Stored rows =
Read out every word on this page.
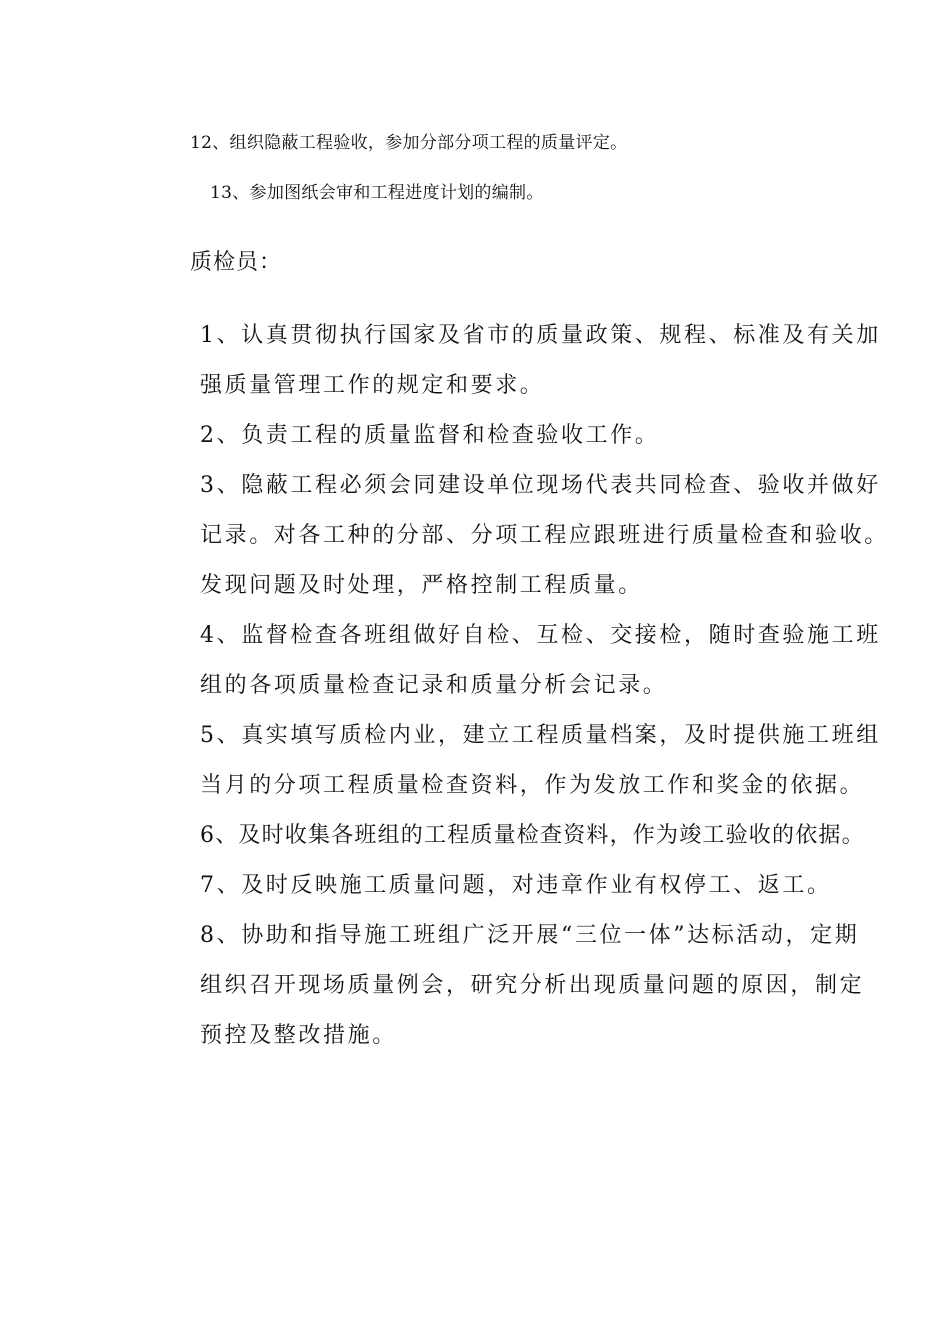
12、组织隐蔽工程验收，参加分部分项工程的质量评定。

13、参加图纸会审和工程进度计划的编制。

质检员：

1、认真贯彻执行国家及省市的质量政策、规程、标准及有关加

强质量管理工作的规定和要求。

2、负责工程的质量监督和检查验收工作。

3、隐蔽工程必须会同建设单位现场代表共同检查、验收并做好

记录。对各工种的分部、分项工程应跟班进行质量检查和验收。

发现问题及时处理，严格控制工程质量。

4、监督检查各班组做好自检、互检、交接检，随时查验施工班

组的各项质量检查记录和质量分析会记录。

5、真实填写质检内业，建立工程质量档案，及时提供施工班组

当月的分项工程质量检查资料，作为发放工作和奖金的依据。

6、及时收集各班组的工程质量检查资料，作为竣工验收的依据。

7、及时反映施工质量问题，对违章作业有权停工、返工。

8、协助和指导施工班组广泛开展“三位一体”达标活动，定期

组织召开现场质量例会，研究分析出现质量问题的原因，制定

预控及整改措施。
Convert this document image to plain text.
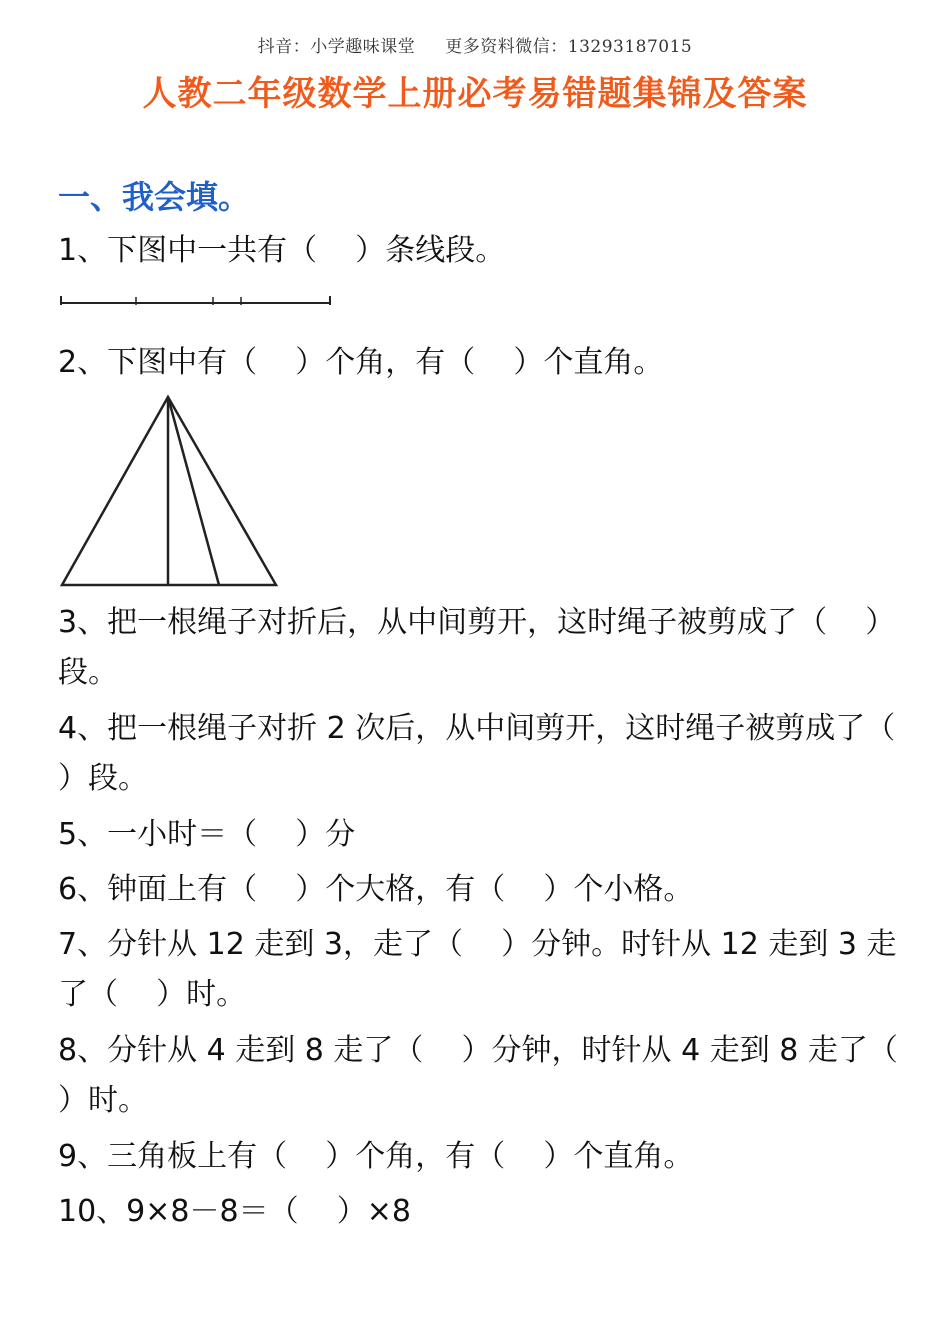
抖音：小学趣味课堂 更多资料微信：13293187015
人教二年级数学上册必考易错题集锦及答案
一、我会填。
1、下图中一共有（    ）条线段。
2、下图中有（    ）个角，有（    ）个直角。
3、把一根绳子对折后，从中间剪开，这时绳子被剪成了（    ）段。
4、把一根绳子对折 2 次后，从中间剪开，这时绳子被剪成了（    ）段。
5、一小时＝（    ）分
6、钟面上有（    ）个大格，有（    ）个小格。
7、分针从 12 走到 3，走了（    ）分钟。时针从 12 走到 3 走了（    ）时。
8、分针从 4 走到 8 走了（    ）分钟，时针从 4 走到 8 走了（    ）时。
9、三角板上有（    ）个角，有（    ）个直角。
10、9×8－8＝（    ）×8
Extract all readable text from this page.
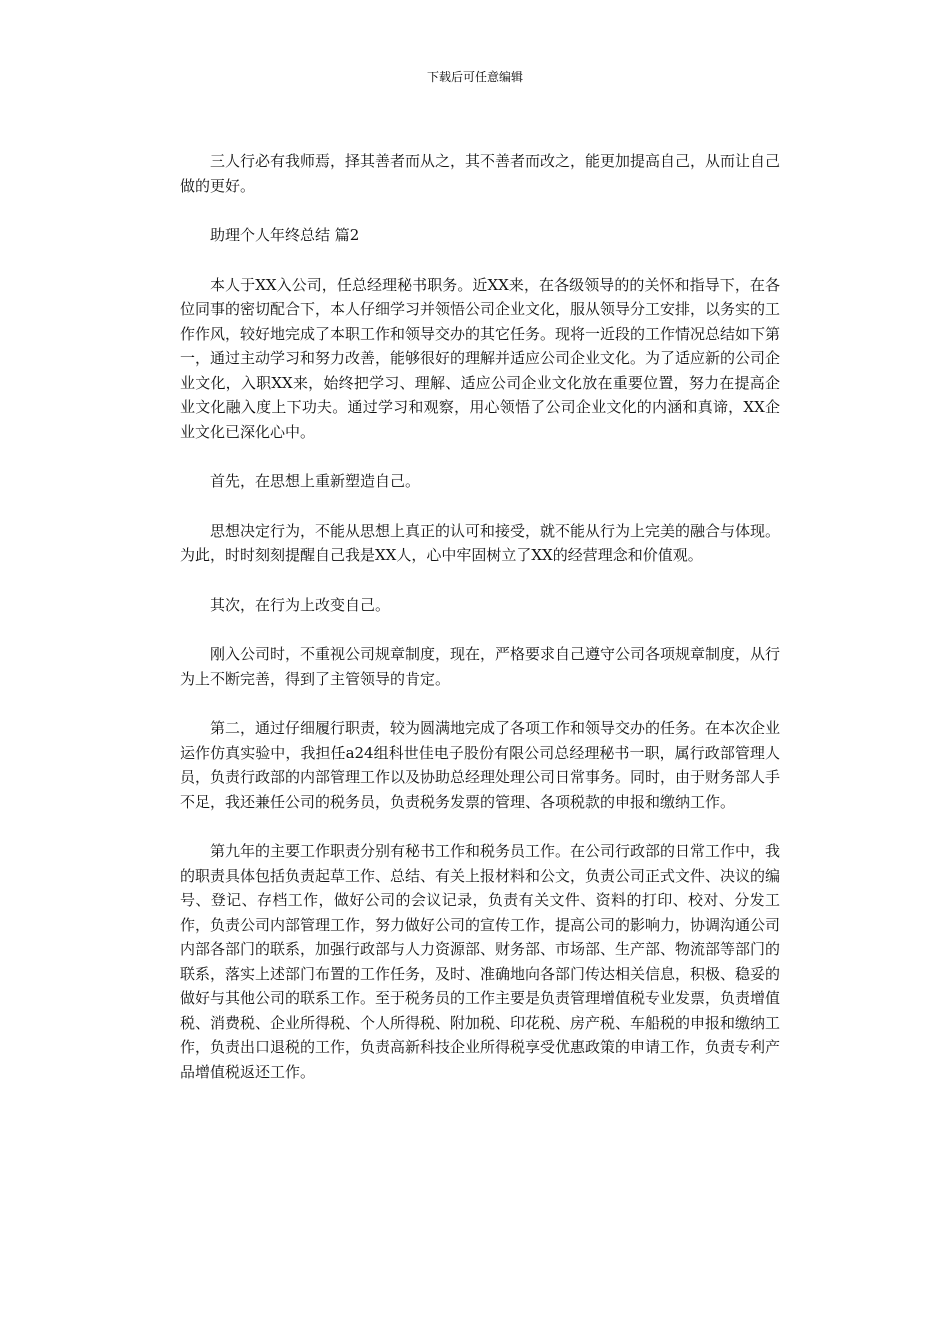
下载后可任意编辑

三人行必有我师焉，择其善者而从之，其不善者而改之，能更加提高自己，从而让自己做的更好。

助理个人年终总结 篇2

本人于XX入公司，任总经理秘书职务。近XX来，在各级领导的的关怀和指导下，在各位同事的密切配合下，本人仔细学习并领悟公司企业文化，服从领导分工安排，以务实的工作作风，较好地完成了本职工作和领导交办的其它任务。现将一近段的工作情况总结如下第一，通过主动学习和努力改善，能够很好的理解并适应公司企业文化。为了适应新的公司企业文化，入职XX来，始终把学习、理解、适应公司企业文化放在重要位置，努力在提高企业文化融入度上下功夫。通过学习和观察，用心领悟了公司企业文化的内涵和真谛，XX企业文化已深化心中。

首先，在思想上重新塑造自己。

思想决定行为，不能从思想上真正的认可和接受，就不能从行为上完美的融合与体现。为此，时时刻刻提醒自己我是XX人，心中牢固树立了XX的经营理念和价值观。

其次，在行为上改变自己。

刚入公司时，不重视公司规章制度，现在，严格要求自己遵守公司各项规章制度，从行为上不断完善，得到了主管领导的肯定。

第二，通过仔细履行职责，较为圆满地完成了各项工作和领导交办的任务。在本次企业运作仿真实验中，我担任a24组科世佳电子股份有限公司总经理秘书一职，属行政部管理人员，负责行政部的内部管理工作以及协助总经理处理公司日常事务。同时，由于财务部人手不足，我还兼任公司的税务员，负责税务发票的管理、各项税款的申报和缴纳工作。

第九年的主要工作职责分别有秘书工作和税务员工作。在公司行政部的日常工作中，我的职责具体包括负责起草工作、总结、有关上报材料和公文，负责公司正式文件、决议的编号、登记、存档工作，做好公司的会议记录，负责有关文件、资料的打印、校对、分发工作，负责公司内部管理工作，努力做好公司的宣传工作，提高公司的影响力，协调沟通公司内部各部门的联系，加强行政部与人力资源部、财务部、市场部、生产部、物流部等部门的联系，落实上述部门布置的工作任务，及时、准确地向各部门传达相关信息，积极、稳妥的做好与其他公司的联系工作。至于税务员的工作主要是负责管理增值税专业发票，负责增值税、消费税、企业所得税、个人所得税、附加税、印花税、房产税、车船税的申报和缴纳工作，负责出口退税的工作，负责高新科技企业所得税享受优惠政策的申请工作，负责专利产品增值税返还工作。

Exercise description = Quote all the lines above exactly as given. Do not include the pictures.

Correct response =
Read out every word on this page.
12、组织隐蔽工程验收，参加分部分项工程的质量评定。

13、参加图纸会审和工程进度计划的编制。

质检员：

1、认真贯彻执行国家及省市的质量政策、规程、标准及有关加

强质量管理工作的规定和要求。

2、负责工程的质量监督和检查验收工作。

3、隐蔽工程必须会同建设单位现场代表共同检查、验收并做好

记录。对各工种的分部、分项工程应跟班进行质量检查和验收。

发现问题及时处理，严格控制工程质量。

4、监督检查各班组做好自检、互检、交接检，随时查验施工班

组的各项质量检查记录和质量分析会记录。

5、真实填写质检内业，建立工程质量档案，及时提供施工班组

当月的分项工程质量检查资料，作为发放工作和奖金的依据。

6、及时收集各班组的工程质量检查资料，作为竣工验收的依据。

7、及时反映施工质量问题，对违章作业有权停工、返工。

8、协助和指导施工班组广泛开展“三位一体”达标活动，定期

组织召开现场质量例会，研究分析出现质量问题的原因，制定

预控及整改措施。
Convert this document image to plain text.
抖音：小学趣味课堂 更多资料微信：13293187015
人教二年级数学上册必考易错题集锦及答案
一、我会填。
1、下图中一共有（    ）条线段。
2、下图中有（    ）个角，有（    ）个直角。
3、把一根绳子对折后，从中间剪开，这时绳子被剪成了（    ）段。
4、把一根绳子对折 2 次后，从中间剪开，这时绳子被剪成了（    ）段。
5、一小时＝（    ）分
6、钟面上有（    ）个大格，有（    ）个小格。
7、分针从 12 走到 3，走了（    ）分钟。时针从 12 走到 3 走了（    ）时。
8、分针从 4 走到 8 走了（    ）分钟，时针从 4 走到 8 走了（    ）时。
9、三角板上有（    ）个角，有（    ）个直角。
10、9×8－8＝（    ）×8
Extract all readable text from this page.
下载后可任意编辑

三人行必有我师焉，择其善者而从之，其不善者而改之，能更加提高自己，从而让自己做的更好。

助理个人年终总结 篇2

本人于XX入公司，任总经理秘书职务。近XX来，在各级领导的的关怀和指导下，在各位同事的密切配合下，本人仔细学习并领悟公司企业文化，服从领导分工安排，以务实的工作作风，较好地完成了本职工作和领导交办的其它任务。现将一近段的工作情况总结如下第一，通过主动学习和努力改善，能够很好的理解并适应公司企业文化。为了适应新的公司企业文化，入职XX来，始终把学习、理解、适应公司企业文化放在重要位置，努力在提高企业文化融入度上下功夫。通过学习和观察，用心领悟了公司企业文化的内涵和真谛，XX企业文化已深化心中。

首先，在思想上重新塑造自己。

思想决定行为，不能从思想上真正的认可和接受，就不能从行为上完美的融合与体现。为此，时时刻刻提醒自己我是XX人，心中牢固树立了XX的经营理念和价值观。

其次，在行为上改变自己。

刚入公司时，不重视公司规章制度，现在，严格要求自己遵守公司各项规章制度，从行为上不断完善，得到了主管领导的肯定。

第二，通过仔细履行职责，较为圆满地完成了各项工作和领导交办的任务。在本次企业运作仿真实验中，我担任a24组科世佳电子股份有限公司总经理秘书一职，属行政部管理人员，负责行政部的内部管理工作以及协助总经理处理公司日常事务。同时，由于财务部人手不足，我还兼任公司的税务员，负责税务发票的管理、各项税款的申报和缴纳工作。

第九年的主要工作职责分别有秘书工作和税务员工作。在公司行政部的日常工作中，我的职责具体包括负责起草工作、总结、有关上报材料和公文，负责公司正式文件、决议的编号、登记、存档工作，做好公司的会议记录，负责有关文件、资料的打印、校对、分发工作，负责公司内部管理工作，努力做好公司的宣传工作，提高公司的影响力，协调沟通公司内部各部门的联系，加强行政部与人力资源部、财务部、市场部、生产部、物流部等部门的联系，落实上述部门布置的工作任务，及时、准确地向各部门传达相关信息，积极、稳妥的做好与其他公司的联系工作。至于税务员的工作主要是负责管理增值税专业发票，负责增值税、消费税、企业所得税、个人所得税、附加税、印花税、房产税、车船税的申报和缴纳工作，负责出口退税的工作，负责高新科技企业所得税享受优惠政策的申请工作，负责专利产品增值税返还工作。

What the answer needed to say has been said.